Problem to work on
Print the full listing exactly.

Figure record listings
━━━━━━━━━━

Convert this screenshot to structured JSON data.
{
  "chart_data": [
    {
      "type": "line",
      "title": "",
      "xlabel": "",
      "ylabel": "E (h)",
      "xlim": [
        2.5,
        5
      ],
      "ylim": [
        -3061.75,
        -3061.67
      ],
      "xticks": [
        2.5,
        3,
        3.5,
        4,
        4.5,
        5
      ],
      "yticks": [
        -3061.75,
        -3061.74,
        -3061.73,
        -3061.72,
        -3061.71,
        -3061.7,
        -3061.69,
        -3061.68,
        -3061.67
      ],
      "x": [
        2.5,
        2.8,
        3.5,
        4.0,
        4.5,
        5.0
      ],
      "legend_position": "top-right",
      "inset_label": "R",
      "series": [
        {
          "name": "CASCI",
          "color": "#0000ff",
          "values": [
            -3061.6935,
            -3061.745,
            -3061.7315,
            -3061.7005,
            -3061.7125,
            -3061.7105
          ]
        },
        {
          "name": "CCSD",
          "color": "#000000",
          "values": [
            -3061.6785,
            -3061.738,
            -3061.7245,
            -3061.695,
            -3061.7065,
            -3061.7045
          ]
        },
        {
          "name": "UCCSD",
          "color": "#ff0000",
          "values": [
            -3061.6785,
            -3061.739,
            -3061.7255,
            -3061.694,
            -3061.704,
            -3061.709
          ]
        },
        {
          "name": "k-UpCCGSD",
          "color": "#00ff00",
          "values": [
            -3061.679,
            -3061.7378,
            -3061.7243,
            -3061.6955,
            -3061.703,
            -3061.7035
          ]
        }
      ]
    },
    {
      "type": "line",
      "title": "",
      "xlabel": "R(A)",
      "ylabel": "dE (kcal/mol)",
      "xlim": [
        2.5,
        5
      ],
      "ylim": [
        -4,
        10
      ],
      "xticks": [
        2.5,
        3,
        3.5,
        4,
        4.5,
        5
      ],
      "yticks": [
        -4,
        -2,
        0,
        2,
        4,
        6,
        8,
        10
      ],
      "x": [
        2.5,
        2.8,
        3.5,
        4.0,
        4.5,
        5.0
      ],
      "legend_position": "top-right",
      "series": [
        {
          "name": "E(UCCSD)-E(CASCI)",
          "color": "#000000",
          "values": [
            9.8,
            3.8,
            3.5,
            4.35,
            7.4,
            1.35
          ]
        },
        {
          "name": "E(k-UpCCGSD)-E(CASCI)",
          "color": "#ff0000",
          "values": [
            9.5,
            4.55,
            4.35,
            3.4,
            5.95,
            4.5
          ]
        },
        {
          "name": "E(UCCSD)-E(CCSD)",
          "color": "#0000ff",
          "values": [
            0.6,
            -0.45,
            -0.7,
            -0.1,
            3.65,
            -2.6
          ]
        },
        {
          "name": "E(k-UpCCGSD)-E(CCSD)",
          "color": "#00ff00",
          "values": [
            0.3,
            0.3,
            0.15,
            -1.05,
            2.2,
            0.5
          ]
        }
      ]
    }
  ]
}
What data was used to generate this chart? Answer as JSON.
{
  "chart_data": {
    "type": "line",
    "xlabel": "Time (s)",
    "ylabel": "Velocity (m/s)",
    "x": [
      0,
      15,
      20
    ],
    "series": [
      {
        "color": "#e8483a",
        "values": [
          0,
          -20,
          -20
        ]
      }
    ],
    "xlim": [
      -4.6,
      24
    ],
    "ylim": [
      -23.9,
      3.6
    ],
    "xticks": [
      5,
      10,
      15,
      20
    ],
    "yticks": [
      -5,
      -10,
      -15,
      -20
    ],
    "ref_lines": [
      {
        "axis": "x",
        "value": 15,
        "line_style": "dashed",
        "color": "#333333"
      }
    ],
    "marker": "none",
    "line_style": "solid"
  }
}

━━━━━━━━━━

Response for this exercise
Convert this screenshot to structured JSON data.
{
  "chart_data": [
    {
      "type": "line",
      "title": "",
      "xlabel": "",
      "ylabel": "E (h)",
      "xlim": [
        2.5,
        5
      ],
      "ylim": [
        -3061.75,
        -3061.67
      ],
      "xticks": [
        2.5,
        3,
        3.5,
        4,
        4.5,
        5
      ],
      "yticks": [
        -3061.75,
        -3061.74,
        -3061.73,
        -3061.72,
        -3061.71,
        -3061.7,
        -3061.69,
        -3061.68,
        -3061.67
      ],
      "x": [
        2.5,
        2.8,
        3.5,
        4.0,
        4.5,
        5.0
      ],
      "legend_position": "top-right",
      "inset_label": "R",
      "series": [
        {
          "name": "CASCI",
          "color": "#0000ff",
          "values": [
            -3061.6935,
            -3061.745,
            -3061.7315,
            -3061.7005,
            -3061.7125,
            -3061.7105
          ]
        },
        {
          "name": "CCSD",
          "color": "#000000",
          "values": [
            -3061.6785,
            -3061.738,
            -3061.7245,
            -3061.695,
            -3061.7065,
            -3061.7045
          ]
        },
        {
          "name": "UCCSD",
          "color": "#ff0000",
          "values": [
            -3061.6785,
            -3061.739,
            -3061.7255,
            -3061.694,
            -3061.704,
            -3061.709
          ]
        },
        {
          "name": "k-UpCCGSD",
          "color": "#00ff00",
          "values": [
            -3061.679,
            -3061.7378,
            -3061.7243,
            -3061.6955,
            -3061.703,
            -3061.7035
          ]
        }
      ]
    },
    {
      "type": "line",
      "title": "",
      "xlabel": "R(A)",
      "ylabel": "dE (kcal/mol)",
      "xlim": [
        2.5,
        5
      ],
      "ylim": [
        -4,
        10
      ],
      "xticks": [
        2.5,
        3,
        3.5,
        4,
        4.5,
        5
      ],
      "yticks": [
        -4,
        -2,
        0,
        2,
        4,
        6,
        8,
        10
      ],
      "x": [
        2.5,
        2.8,
        3.5,
        4.0,
        4.5,
        5.0
      ],
      "legend_position": "top-right",
      "series": [
        {
          "name": "E(UCCSD)-E(CASCI)",
          "color": "#000000",
          "values": [
            9.8,
            3.8,
            3.5,
            4.35,
            7.4,
            1.35
          ]
        },
        {
          "name": "E(k-UpCCGSD)-E(CASCI)",
          "color": "#ff0000",
          "values": [
            9.5,
            4.55,
            4.35,
            3.4,
            5.95,
            4.5
          ]
        },
        {
          "name": "E(UCCSD)-E(CCSD)",
          "color": "#0000ff",
          "values": [
            0.6,
            -0.45,
            -0.7,
            -0.1,
            3.65,
            -2.6
          ]
        },
        {
          "name": "E(k-UpCCGSD)-E(CCSD)",
          "color": "#00ff00",
          "values": [
            0.3,
            0.3,
            0.15,
            -1.05,
            2.2,
            0.5
          ]
        }
      ]
    }
  ]
}
What data was used to generate this chart? Answer as JSON.
{
  "chart_data": {
    "type": "line",
    "xlabel": "Time (s)",
    "ylabel": "Velocity (m/s)",
    "x": [
      0,
      15,
      20
    ],
    "series": [
      {
        "color": "#e8483a",
        "values": [
          0,
          -20,
          -20
        ]
      }
    ],
    "xlim": [
      -4.6,
      24
    ],
    "ylim": [
      -23.9,
      3.6
    ],
    "xticks": [
      5,
      10,
      15,
      20
    ],
    "yticks": [
      -5,
      -10,
      -15,
      -20
    ],
    "ref_lines": [
      {
        "axis": "x",
        "value": 15,
        "line_style": "dashed",
        "color": "#333333"
      }
    ],
    "marker": "none",
    "line_style": "solid"
  }
}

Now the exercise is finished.